> **Exercise input**:
----
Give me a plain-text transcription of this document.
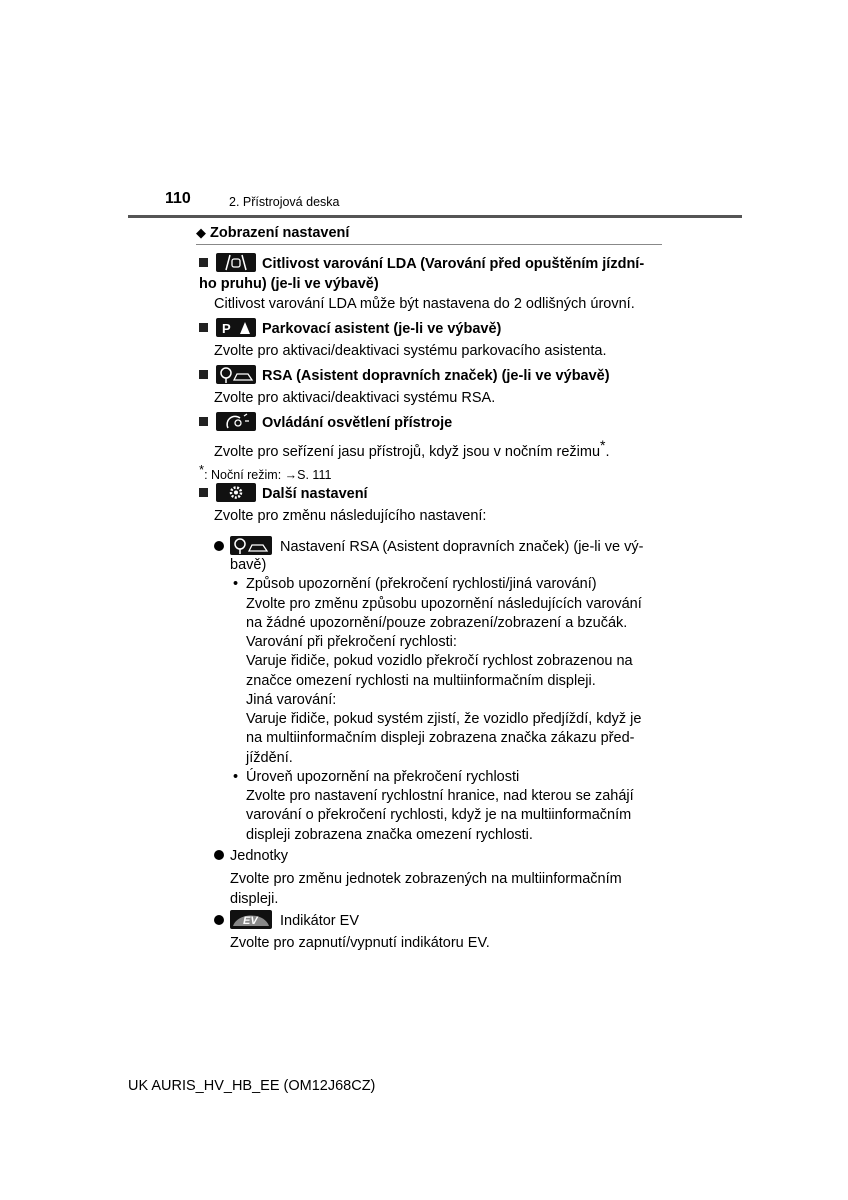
110	2. Přístrojová deska
◆ Zobrazení nastavení
Citlivost varování LDA (Varování před opuštěním jízdní-
ho pruhu) (je-li ve výbavě)
Citlivost varování LDA může být nastavena do 2 odlišných úrovní.
P Parkovací asistent (je-li ve výbavě)
Zvolte pro aktivaci/deaktivaci systému parkovacího asistenta.
RSA (Asistent dopravních značek) (je-li ve výbavě)
Zvolte pro aktivaci/deaktivaci systému RSA.
Ovládání osvětlení přístroje
Zvolte pro seřízení jasu přístrojů, když jsou v nočním režimu*.
*: Noční režim: →S. 111
Další nastavení
Zvolte pro změnu následujícího nastavení:
Nastavení RSA (Asistent dopravních značek) (je-li ve vý-
bavě)
• Způsob upozornění (překročení rychlosti/jiná varování)
Zvolte pro změnu způsobu upozornění následujících varování
na žádné upozornění/pouze zobrazení/zobrazení a bzučák.
Varování při překročení rychlosti:
Varuje řidiče, pokud vozidlo překročí rychlost zobrazenou na
značce omezení rychlosti na multiinformačním displeji.
Jiná varování:
Varuje řidiče, pokud systém zjistí, že vozidlo předjíždí, když je
na multiinformačním displeji zobrazena značka zákazu před-
jíždění.
• Úroveň upozornění na překročení rychlosti
Zvolte pro nastavení rychlostní hranice, nad kterou se zahájí
varování o překročení rychlosti, když je na multiinformačním
displeji zobrazena značka omezení rychlosti.
Jednotky
Zvolte pro změnu jednotek zobrazených na multiinformačním
displeji.
EV Indikátor EV
Zvolte pro zapnutí/vypnutí indikátoru EV.
UK AURIS_HV_HB_EE (OM12J68CZ)
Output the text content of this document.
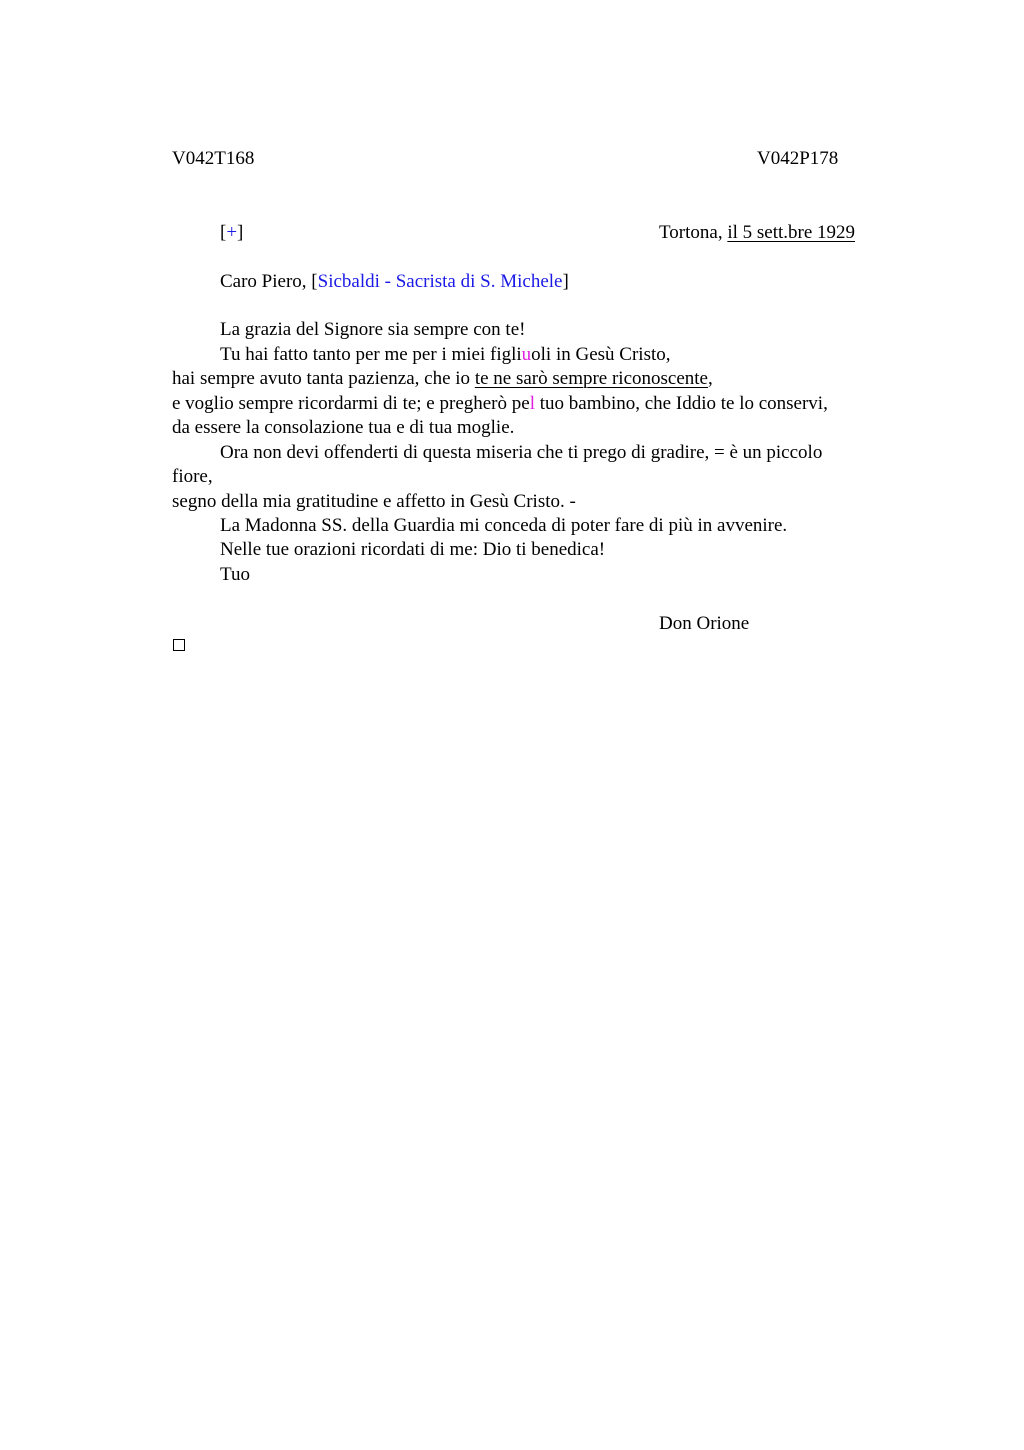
V042T168	V042P178
[+]	Tortona, il 5 sett.bre 1929
Caro Piero, [Sicbaldi - Sacrista di S. Michele]
La grazia del Signore sia sempre con te!
Tu hai fatto tanto per me per i miei figliuoli in Gesù Cristo,
hai sempre avuto tanta pazienza, che io te ne sarò sempre riconoscente,
e voglio sempre ricordarmi di te; e pregherò pel tuo bambino, che Iddio te lo conservi,
da essere la consolazione tua e di tua moglie.
Ora non devi offenderti di questa miseria che ti prego di gradire, = è un piccolo
fiore,
segno della mia gratitudine e affetto in Gesù Cristo. -
La Madonna SS. della Guardia mi conceda di poter fare di più in avvenire.
Nelle tue orazioni ricordati di me: Dio ti benedica!
Tuo
Don Orione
----
> **Exercise directions**: Make an exact copy of the whole listing, but don't bring over any pictures.

> **Solved problem**:
Give me a plain-text transcription of this document.
110	2. Přístrojová deska
◆ Zobrazení nastavení
Citlivost varování LDA (Varování před opuštěním jízdní-
ho pruhu) (je-li ve výbavě)
Citlivost varování LDA může být nastavena do 2 odlišných úrovní.
P Parkovací asistent (je-li ve výbavě)
Zvolte pro aktivaci/deaktivaci systému parkovacího asistenta.
RSA (Asistent dopravních značek) (je-li ve výbavě)
Zvolte pro aktivaci/deaktivaci systému RSA.
Ovládání osvětlení přístroje
Zvolte pro seřízení jasu přístrojů, když jsou v nočním režimu*.
*: Noční režim: →S. 111
Další nastavení
Zvolte pro změnu následujícího nastavení:
Nastavení RSA (Asistent dopravních značek) (je-li ve vý-
bavě)
• Způsob upozornění (překročení rychlosti/jiná varování)
Zvolte pro změnu způsobu upozornění následujících varování
na žádné upozornění/pouze zobrazení/zobrazení a bzučák.
Varování při překročení rychlosti:
Varuje řidiče, pokud vozidlo překročí rychlost zobrazenou na
značce omezení rychlosti na multiinformačním displeji.
Jiná varování:
Varuje řidiče, pokud systém zjistí, že vozidlo předjíždí, když je
na multiinformačním displeji zobrazena značka zákazu před-
jíždění.
• Úroveň upozornění na překročení rychlosti
Zvolte pro nastavení rychlostní hranice, nad kterou se zahájí
varování o překročení rychlosti, když je na multiinformačním
displeji zobrazena značka omezení rychlosti.
Jednotky
Zvolte pro změnu jednotek zobrazených na multiinformačním
displeji.
EV Indikátor EV
Zvolte pro zapnutí/vypnutí indikátoru EV.
UK AURIS_HV_HB_EE (OM12J68CZ)
Output the text content of this document.
V042T168	V042P178
[+]	Tortona, il 5 sett.bre 1929
Caro Piero, [Sicbaldi - Sacrista di S. Michele]
La grazia del Signore sia sempre con te!
Tu hai fatto tanto per me per i miei figliuoli in Gesù Cristo,
hai sempre avuto tanta pazienza, che io te ne sarò sempre riconoscente,
e voglio sempre ricordarmi di te; e pregherò pel tuo bambino, che Iddio te lo conservi,
da essere la consolazione tua e di tua moglie.
Ora non devi offenderti di questa miseria che ti prego di gradire, = è un piccolo
fiore,
segno della mia gratitudine e affetto in Gesù Cristo. -
La Madonna SS. della Guardia mi conceda di poter fare di più in avvenire.
Nelle tue orazioni ricordati di me: Dio ti benedica!
Tuo
Don Orione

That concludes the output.